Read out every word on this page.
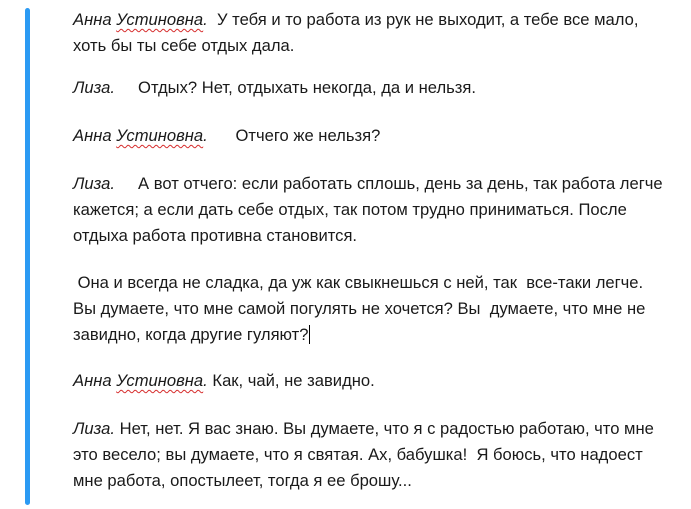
Анна Устиновна.  У тебя и то работа из рук не выходит, а тебе все мало,
хоть бы ты себе отдых дала.

Лиза.     Отдых? Нет, отдыхать некогда, да и нельзя.

Анна Устиновна.      Отчего же нельзя?

Лиза.     А вот отчего: если работать сплошь, день за день, так работа легче
кажется; а если дать себе отдых, так потом трудно приниматься. После
отдыха работа противна становится.

Она и всегда не сладка, да уж как свыкнешься с ней, так  все-таки легче.
Вы думаете, что мне самой погулять не хочется? Вы  думаете, что мне не
завидно, когда другие гуляют?

Анна Устиновна. Как, чай, не завидно.

Лиза. Нет, нет. Я вас знаю. Вы думаете, что я с радостью работаю, что мне
это весело; вы думаете, что я святая. Ах, бабушка!  Я боюсь, что надоест
мне работа, опостылеет, тогда я ее брошу...
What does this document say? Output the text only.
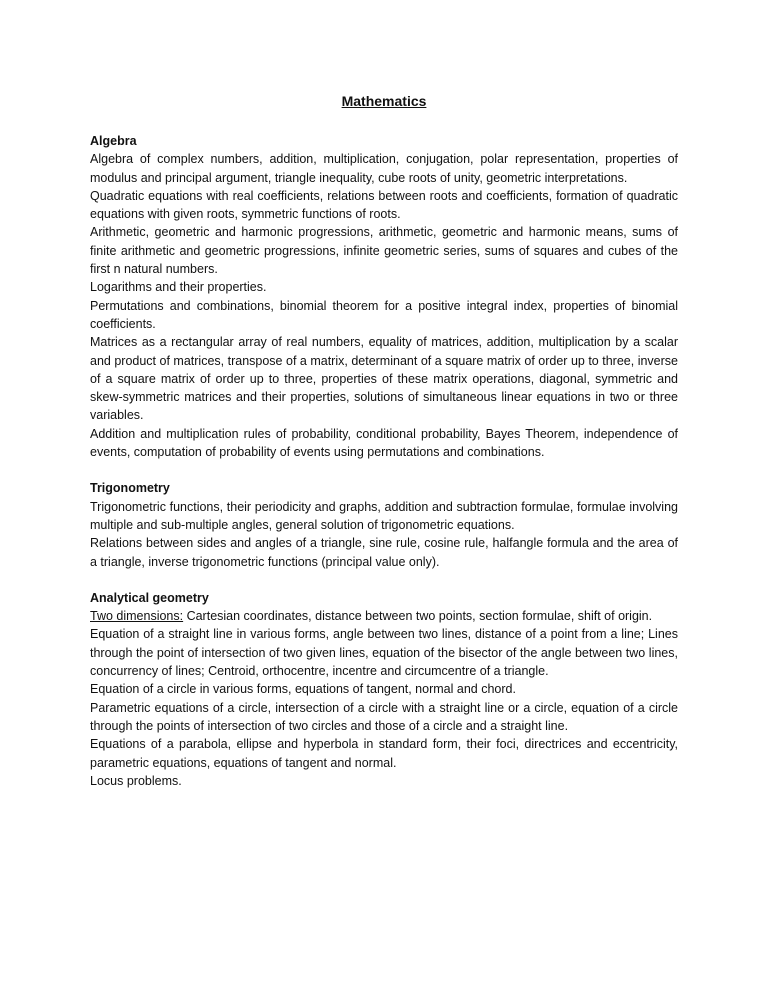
Mathematics
Algebra

Algebra of complex numbers, addition, multiplication, conjugation, polar representation, properties of modulus and principal argument, triangle inequality, cube roots of unity, geometric interpretations.

Quadratic equations with real coefficients, relations between roots and coefficients, formation of quadratic equations with given roots, symmetric functions of roots.

Arithmetic, geometric and harmonic progressions, arithmetic, geometric and harmonic means, sums of finite arithmetic and geometric progressions, infinite geometric series, sums of squares and cubes of the first n natural numbers.

Logarithms and their properties.

Permutations and combinations, binomial theorem for a positive integral index, properties of binomial coefficients.

Matrices as a rectangular array of real numbers, equality of matrices, addition, multiplication by a scalar and product of matrices, transpose of a matrix, determinant of a square matrix of order up to three, inverse of a square matrix of order up to three, properties of these matrix operations, diagonal, symmetric and skew-symmetric matrices and their properties, solutions of simultaneous linear equations in two or three variables.

Addition and multiplication rules of probability, conditional probability, Bayes Theorem, independence of events, computation of probability of events using permutations and combinations.

Trigonometry

Trigonometric functions, their periodicity and graphs, addition and subtraction formulae, formulae involving multiple and sub-multiple angles, general solution of trigonometric equations.

Relations between sides and angles of a triangle, sine rule, cosine rule, halfangle formula and the area of a triangle, inverse trigonometric functions (principal value only).

Analytical geometry

Two dimensions: Cartesian coordinates, distance between two points, section formulae, shift of origin.

Equation of a straight line in various forms, angle between two lines, distance of a point from a line; Lines through the point of intersection of two given lines, equation of the bisector of the angle between two lines, concurrency of lines; Centroid, orthocentre, incentre and circumcentre of a triangle.

Equation of a circle in various forms, equations of tangent, normal and chord.

Parametric equations of a circle, intersection of a circle with a straight line or a circle, equation of a circle through the points of intersection of two circles and those of a circle and a straight line.

Equations of a parabola, ellipse and hyperbola in standard form, their foci, directrices and eccentricity, parametric equations, equations of tangent and normal.

Locus problems.
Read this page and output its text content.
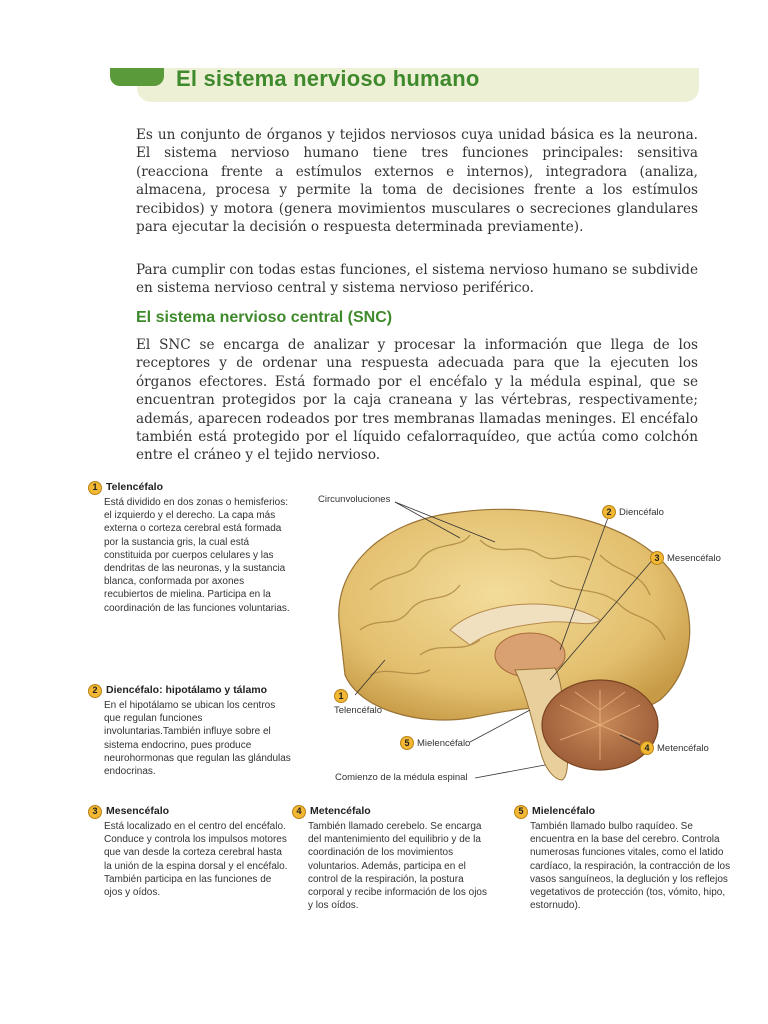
El sistema nervioso humano

Es un conjunto de órganos y tejidos nerviosos cuya unidad básica es la neurona. El sistema nervioso humano tiene tres funciones principales: sensitiva (reacciona frente a estímulos externos e internos), integradora (analiza, almacena, procesa y permite la toma de decisiones frente a los estímulos recibidos) y motora (genera movimientos musculares o secreciones glandulares para ejecutar la decisión o respuesta determinada previamente).

Para cumplir con todas estas funciones, el sistema nervioso humano se subdivide en sistema nervioso central y sistema nervioso periférico.

El sistema nervioso central (SNC)

El SNC se encarga de analizar y procesar la información que llega de los receptores y de ordenar una respuesta adecuada para que la ejecuten los órganos efectores. Está formado por el encéfalo y la médula espinal, que se encuentran protegidos por la caja craneana y las vértebras, respectivamente; además, aparecen rodeados por tres membranas llamadas meninges. El encéfalo también está protegido por el líquido cefalorraquídeo, que actúa como colchón entre el cráneo y el tejido nervioso.

1 Telencéfalo
Está dividido en dos zonas o hemisferios: el izquierdo y el derecho. La capa más externa o corteza cerebral está formada por la sustancia gris, la cual está constituida por cuerpos celulares y las dendritas de las neuronas, y la sustancia blanca, conformada por axones recubiertos de mielina. Participa en la coordinación de las funciones voluntarias.
2 Diencéfalo: hipotálamo y tálamo
En el hipotálamo se ubican los centros que regulan funciones involuntarias.También influye sobre el sistema endocrino, pues produce neurohormonas que regulan las glándulas endocrinas.
3 Mesencéfalo
Está localizado en el centro del encéfalo. Conduce y controla los impulsos motores que van desde la corteza cerebral hasta la unión de la espina dorsal y el encéfalo. También participa en las funciones de ojos y oídos.
4 Metencéfalo
También llamado cerebelo. Se encarga del mantenimiento del equilibrio y de la coordinación de los movimientos voluntarios. Además, participa en el control de la respiración, la postura corporal y recibe información de los ojos y los oídos.
5 Mielencéfalo
También llamado bulbo raquídeo. Se encuentra en la base del cerebro. Controla numerosas funciones vitales, como el latido cardíaco, la respiración, la contracción de los vasos sanguíneos, la deglución y los reflejos vegetativos de protección (tos, vómito, hipo, estornudo).
Circunvoluciones
2 Diencéfalo
3 Mesencéfalo
1
Telencéfalo
5 Mielencéfalo	4 Metencéfalo
Comienzo de la médula espinal
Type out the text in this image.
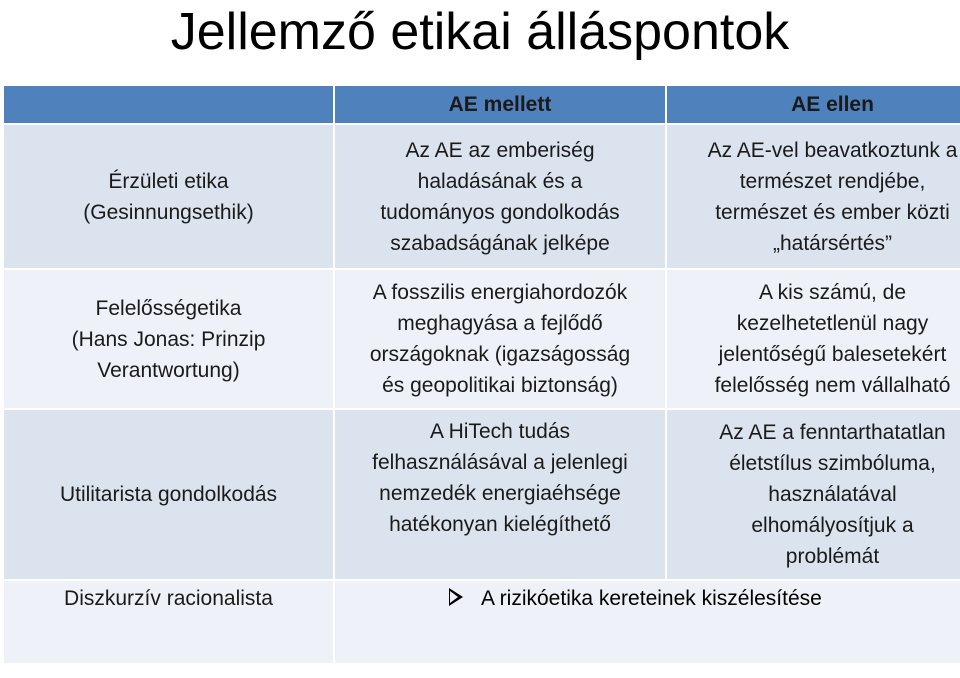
Jellemző etikai álláspontok
	AE mellett	AE ellen

Érzületi etika
(Gesinnungsethik)	Az AE az emberiség
haladásának és a
tudományos gondolkodás
szabadságának jelképe	Az AE-vel beavatkoztunk a
természet rendjébe,
természet és ember közti
„határsértés”

Felelősségetika
(Hans Jonas: Prinzip
Verantwortung)	A fosszilis energiahordozók
meghagyása a fejlődő
országoknak (igazságosság
és geopolitikai biztonság)	A kis számú, de
kezelhetetlenül nagy
jelentőségű balesetekért
felelősség nem vállalható

Utilitarista gondolkodás	A HiTech tudás
felhasználásával a jelenlegi
nemzedék energiaéhsége
hatékonyan kielégíthető	Az AE a fenntarthatatlan
életstílus szimbóluma,
használatával
elhomályosítjuk a
problémát

Diszkurzív racionalista	A rizikóetika kereteinek kiszélesítése	
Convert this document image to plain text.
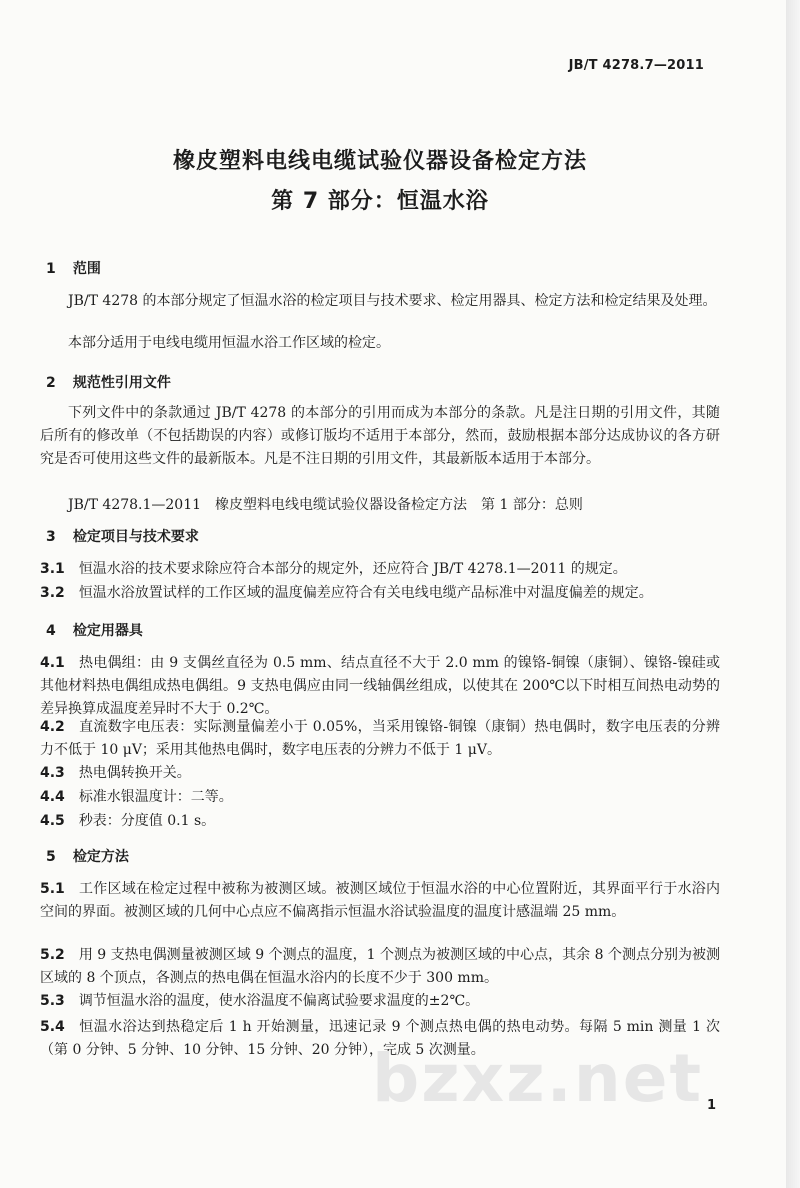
JB/T 4278.7—2011
橡皮塑料电线电缆试验仪器设备检定方法
第 7 部分：恒温水浴
1 范围
JB/T 4278 的本部分规定了恒温水浴的检定项目与技术要求、检定用器具、检定方法和检定结果及处理。
本部分适用于电线电缆用恒温水浴工作区域的检定。
2 规范性引用文件
下列文件中的条款通过 JB/T 4278 的本部分的引用而成为本部分的条款。凡是注日期的引用文件，其随后所有的修改单（不包括勘误的内容）或修订版均不适用于本部分，然而，鼓励根据本部分达成协议的各方研究是否可使用这些文件的最新版本。凡是不注日期的引用文件，其最新版本适用于本部分。
JB/T 4278.1—2011　橡皮塑料电线电缆试验仪器设备检定方法　第 1 部分：总则
3 检定项目与技术要求
3.1 恒温水浴的技术要求除应符合本部分的规定外，还应符合 JB/T 4278.1—2011 的规定。
3.2 恒温水浴放置试样的工作区域的温度偏差应符合有关电线电缆产品标准中对温度偏差的规定。
4 检定用器具
4.1 热电偶组：由 9 支偶丝直径为 0.5 mm、结点直径不大于 2.0 mm 的镍铬-铜镍（康铜）、镍铬-镍硅或其他材料热电偶组成热电偶组。9 支热电偶应由同一线轴偶丝组成，以使其在 200℃以下时相互间热电动势的差异换算成温度差异时不大于 0.2℃。
4.2 直流数字电压表：实际测量偏差小于 0.05%，当采用镍铬-铜镍（康铜）热电偶时，数字电压表的分辨力不低于 10 μV；采用其他热电偶时，数字电压表的分辨力不低于 1 μV。
4.3 热电偶转换开关。
4.4 标准水银温度计：二等。
4.5 秒表：分度值 0.1 s。
5 检定方法
5.1 工作区域在检定过程中被称为被测区域。被测区域位于恒温水浴的中心位置附近，其界面平行于水浴内空间的界面。被测区域的几何中心点应不偏离指示恒温水浴试验温度的温度计感温端 25 mm。
5.2 用 9 支热电偶测量被测区域 9 个测点的温度，1 个测点为被测区域的中心点，其余 8 个测点分别为被测区域的 8 个顶点，各测点的热电偶在恒温水浴内的长度不少于 300 mm。
5.3 调节恒温水浴的温度，使水浴温度不偏离试验要求温度的±2℃。
5.4 恒温水浴达到热稳定后 1 h 开始测量，迅速记录 9 个测点热电偶的热电动势。每隔 5 min 测量 1 次（第 0 分钟、5 分钟、10 分钟、15 分钟、20 分钟），完成 5 次测量。
bzxz.net 1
──────────────────────────────
- **Requirements**
Looking at the data above, show all lines where the word "functions" occurs.

- **Written response**
Quadratic equations with real coefficients, relations between roots and coefficients, formation of quadratic equations with given roots, symmetric functions of roots.
Trigonometric functions, their periodicity and graphs, addition and subtraction formulae, formulae involving multiple and sub-multiple angles, general solution of trigonometric equations.
Relations between sides and angles of a triangle, sine rule, cosine rule, halfangle formula and the area of a triangle, inverse trigonometric functions (principal value only).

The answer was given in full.